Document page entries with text
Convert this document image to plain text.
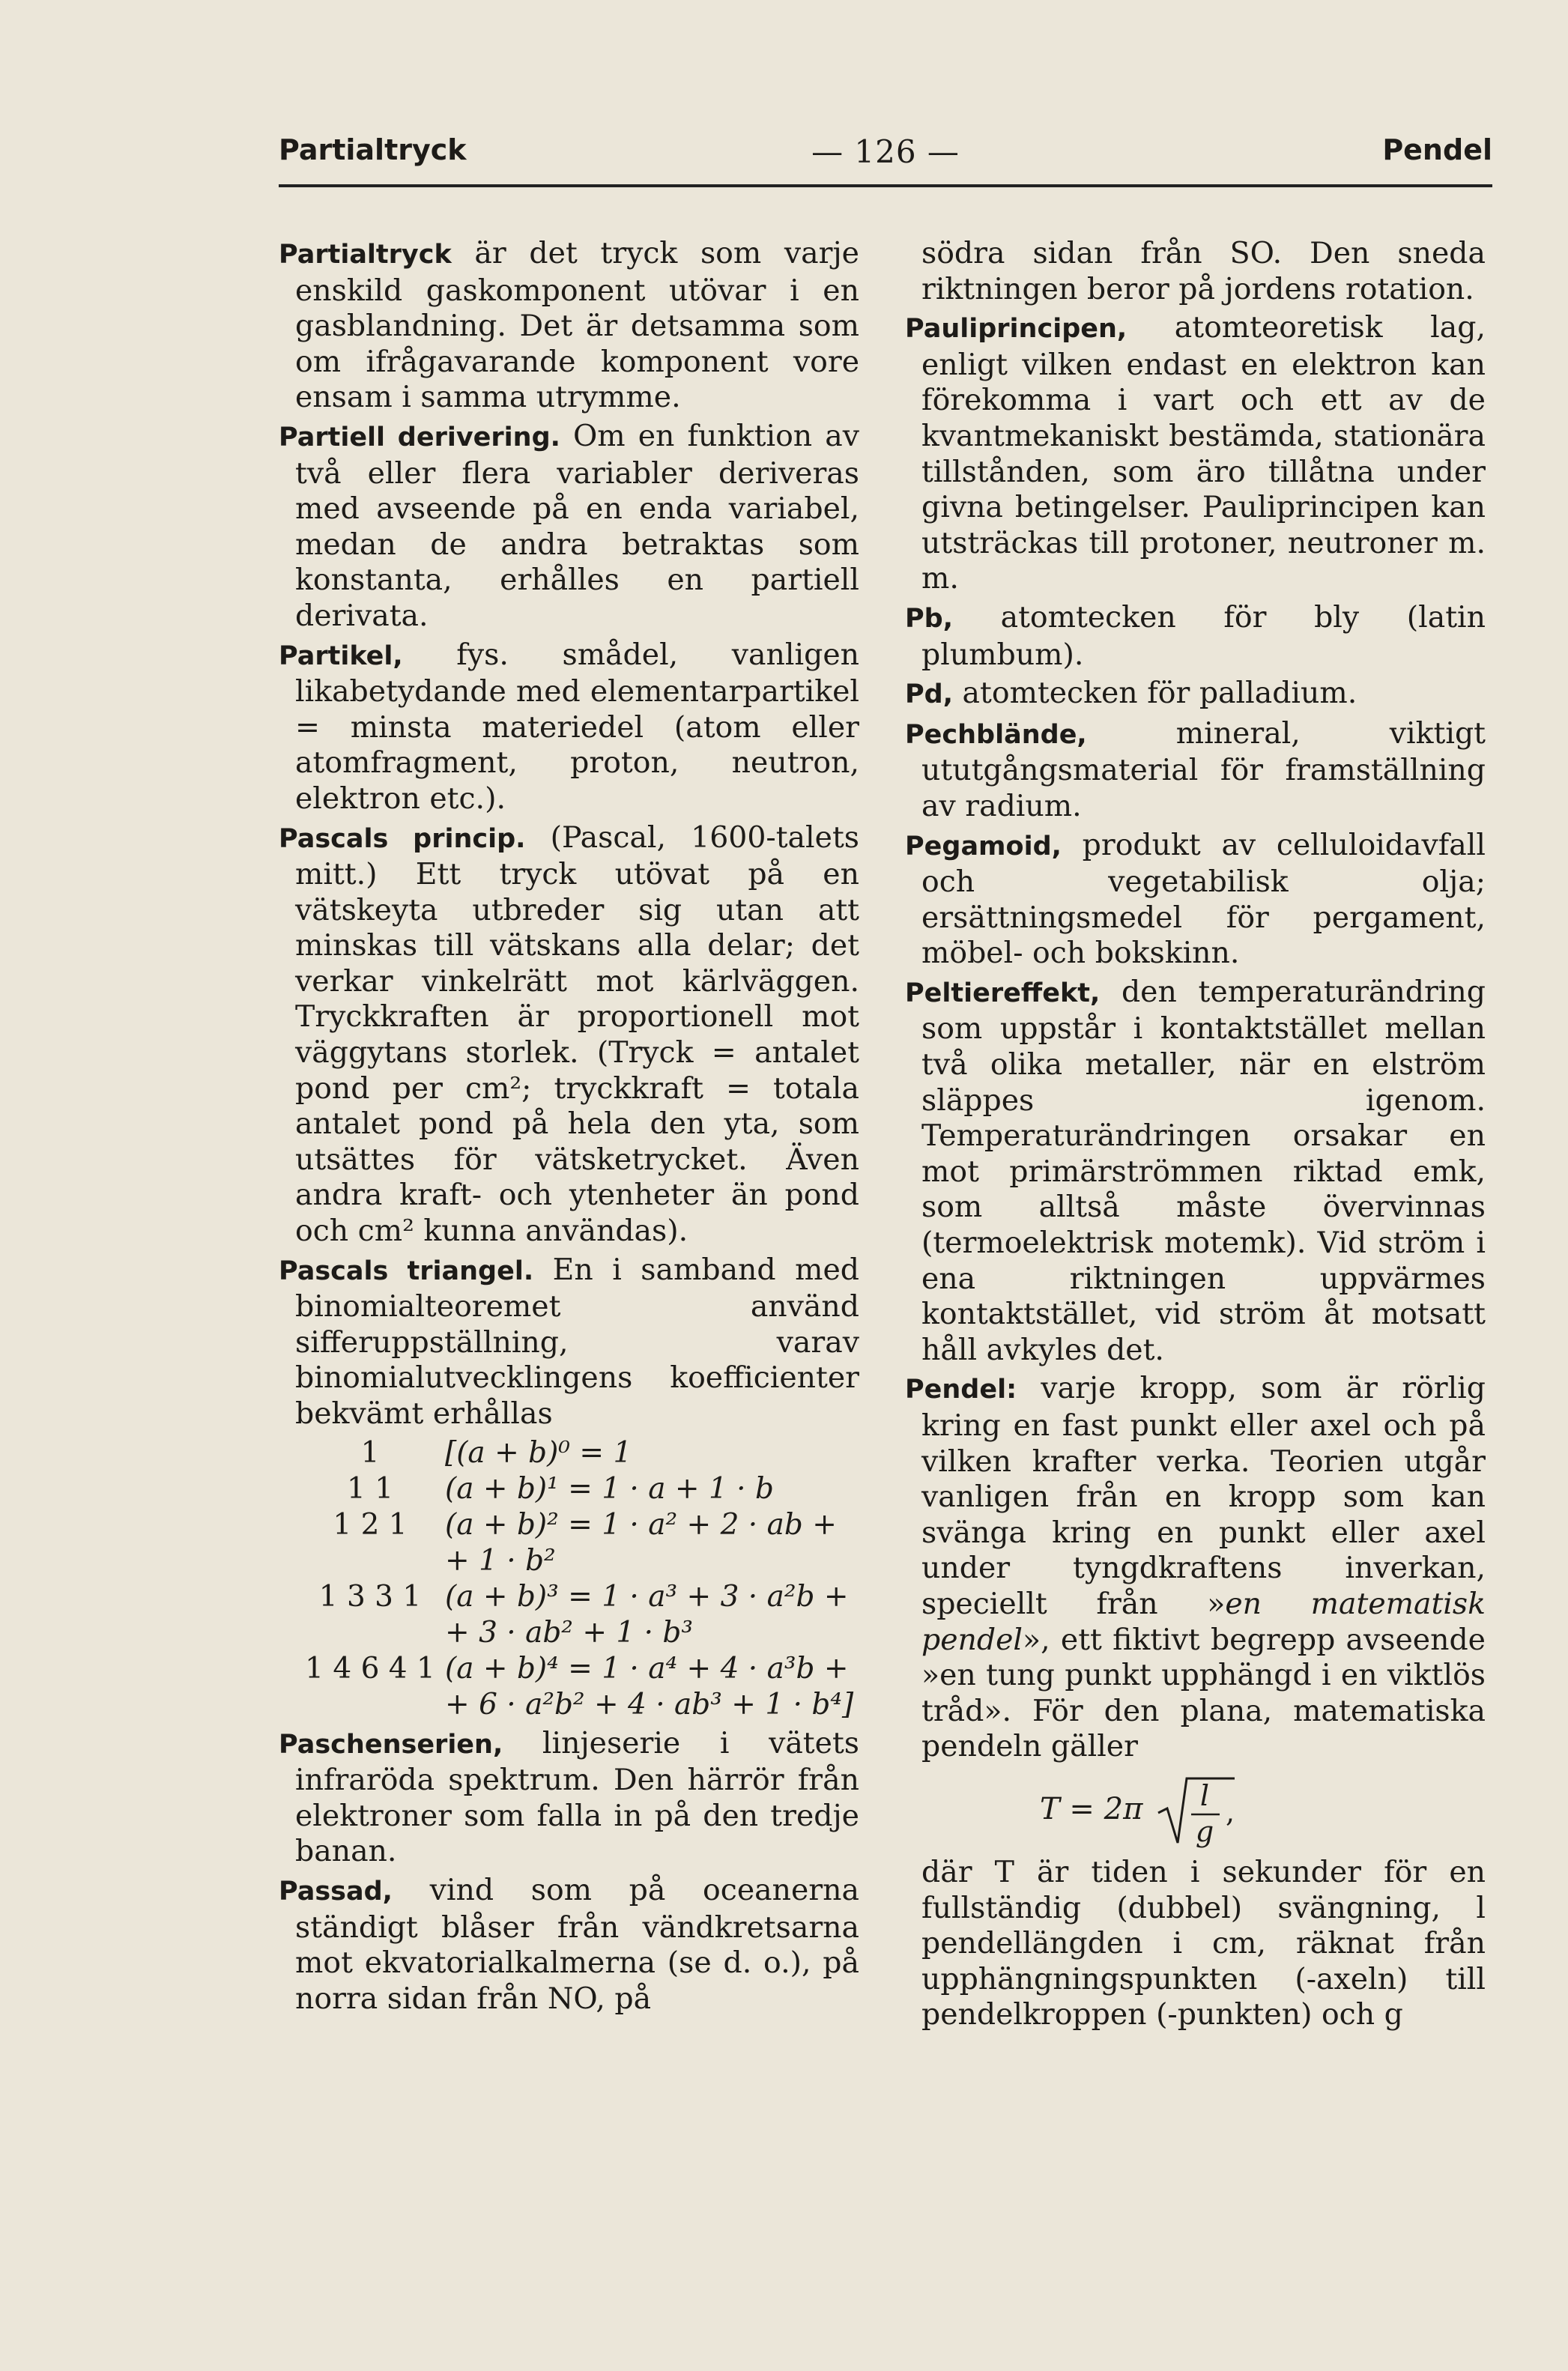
Partialtryck	— 126 —	Pendel

Partialtryck är det tryck som varje enskild gaskomponent utövar i en gasblandning. Det är detsamma som om ifrågavarande komponent vore ensam i samma utrymme.

Partiell derivering. Om en funktion av två eller flera variabler deriveras med avseende på en enda variabel, medan de andra betraktas som konstanta, erhålles en partiell derivata.

Partikel, fys. smådel, vanligen likabetydande med elementarpartikel = minsta materiedel (atom eller atomfragment, proton, neutron, elektron etc.).

Pascals princip. (Pascal, 1600-talets mitt.) Ett tryck utövat på en vätskeyta utbreder sig utan att minskas till vätskans alla delar; det verkar vinkelrätt mot kärlväggen. Tryckkraften är proportionell mot väggytans storlek. (Tryck = antalet pond per cm²; tryckkraft = totala antalet pond på hela den yta, som utsättes för vätsketrycket. Även andra kraft- och ytenheter än pond och cm² kunna användas).

Pascals triangel. En i samband med binomialteoremet använd sifferuppställning, varav binomialutvecklingens koefficienter bekvämt erhållas

1	[(a + b)⁰ = 1
1 1	(a + b)¹ = 1 · a + 1 · b
1 2 1	(a + b)² = 1 · a² + 2 · ab +
+ 1 · b²
1 3 3 1 (a + b)³ = 1 · a³ + 3 · a²b +
+ 3 · ab² + 1 · b³
1 4 6 4 1 (a + b)⁴ = 1 · a⁴ + 4 · a³b +
+ 6 · a²b² + 4 · ab³ + 1 · b⁴]

Paschenserien, linjeserie i vätets infraröda spektrum. Den härrör från elektroner som falla in på den tredje banan.

Passad, vind som på oceanerna ständigt blåser från vändkretsarna mot ekvatorialkalmerna (se d. o.), på norra sidan från NO, på

södra sidan från SO. Den sneda riktningen beror på jordens rotation.

Pauliprincipen, atomteoretisk lag, enligt vilken endast en elektron kan förekomma i vart och ett av de kvantmekaniskt bestämda, stationära tillstånden, som äro tillåtna under givna betingelser. Pauliprincipen kan utsträckas till protoner, neutroner m. m.

Pb, atomtecken för bly (latin plumbum).

Pd, atomtecken för palladium.

Pechblände, mineral, viktigt ututgångsmaterial för framställning av radium.

Pegamoid, produkt av celluloidavfall och vegetabilisk olja; ersättningsmedel för pergament, möbel- och bokskinn.

Peltiereffekt, den temperaturändring som uppstår i kontaktstället mellan två olika metaller, när en elström släppes igenom. Temperaturändringen orsakar en mot primärströmmen riktad emk, som alltså måste övervinnas (termoelektrisk motemk). Vid ström i ena riktningen uppvärmes kontaktstället, vid ström åt motsatt håll avkyles det.

Pendel: varje kropp, som är rörlig kring en fast punkt eller axel och på vilken krafter verka. Teorien utgår vanligen från en kropp som kan svänga kring en punkt eller axel under tyngdkraftens inverkan, speciellt från »en matematisk pendel», ett fiktivt begrepp avseende »en tung punkt upphängd i en viktlös tråd». För den plana, matematiska pendeln gäller

T = 2π l
g
,

där T är tiden i sekunder för en fullständig (dubbel) svängning, l pendellängden i cm, räknat från upphängningspunkten (-axeln) till pendelkroppen (-punkten) och g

• _Task to carry out_: All of the data must be given again exactly, without the pictures.

• _Response area_:
Convert this document image to plain text.
Partialtryck	— 126 —	Pendel

Partialtryck är det tryck som varje enskild gaskomponent utövar i en gasblandning. Det är detsamma som om ifrågavarande komponent vore ensam i samma utrymme.

Partiell derivering. Om en funktion av två eller flera variabler deriveras med avseende på en enda variabel, medan de andra betraktas som konstanta, erhålles en partiell derivata.

Partikel, fys. smådel, vanligen likabetydande med elementarpartikel = minsta materiedel (atom eller atomfragment, proton, neutron, elektron etc.).

Pascals princip. (Pascal, 1600-talets mitt.) Ett tryck utövat på en vätskeyta utbreder sig utan att minskas till vätskans alla delar; det verkar vinkelrätt mot kärlväggen. Tryckkraften är proportionell mot väggytans storlek. (Tryck = antalet pond per cm²; tryckkraft = totala antalet pond på hela den yta, som utsättes för vätsketrycket. Även andra kraft- och ytenheter än pond och cm² kunna användas).

Pascals triangel. En i samband med binomialteoremet använd sifferuppställning, varav binomialutvecklingens koefficienter bekvämt erhållas

1	[(a + b)⁰ = 1
1 1	(a + b)¹ = 1 · a + 1 · b
1 2 1	(a + b)² = 1 · a² + 2 · ab +
+ 1 · b²
1 3 3 1 (a + b)³ = 1 · a³ + 3 · a²b +
+ 3 · ab² + 1 · b³
1 4 6 4 1 (a + b)⁴ = 1 · a⁴ + 4 · a³b +
+ 6 · a²b² + 4 · ab³ + 1 · b⁴]

Paschenserien, linjeserie i vätets infraröda spektrum. Den härrör från elektroner som falla in på den tredje banan.

Passad, vind som på oceanerna ständigt blåser från vändkretsarna mot ekvatorialkalmerna (se d. o.), på norra sidan från NO, på

södra sidan från SO. Den sneda riktningen beror på jordens rotation.

Pauliprincipen, atomteoretisk lag, enligt vilken endast en elektron kan förekomma i vart och ett av de kvantmekaniskt bestämda, stationära tillstånden, som äro tillåtna under givna betingelser. Pauliprincipen kan utsträckas till protoner, neutroner m. m.

Pb, atomtecken för bly (latin plumbum).

Pd, atomtecken för palladium.

Pechblände, mineral, viktigt ututgångsmaterial för framställning av radium.

Pegamoid, produkt av celluloidavfall och vegetabilisk olja; ersättningsmedel för pergament, möbel- och bokskinn.

Peltiereffekt, den temperaturändring som uppstår i kontaktstället mellan två olika metaller, när en elström släppes igenom. Temperaturändringen orsakar en mot primärströmmen riktad emk, som alltså måste övervinnas (termoelektrisk motemk). Vid ström i ena riktningen uppvärmes kontaktstället, vid ström åt motsatt håll avkyles det.

Pendel: varje kropp, som är rörlig kring en fast punkt eller axel och på vilken krafter verka. Teorien utgår vanligen från en kropp som kan svänga kring en punkt eller axel under tyngdkraftens inverkan, speciellt från »en matematisk pendel», ett fiktivt begrepp avseende »en tung punkt upphängd i en viktlös tråd». För den plana, matematiska pendeln gäller

T = 2π l
g
,

där T är tiden i sekunder för en fullständig (dubbel) svängning, l pendellängden i cm, räknat från upphängningspunkten (-axeln) till pendelkroppen (-punkten) och g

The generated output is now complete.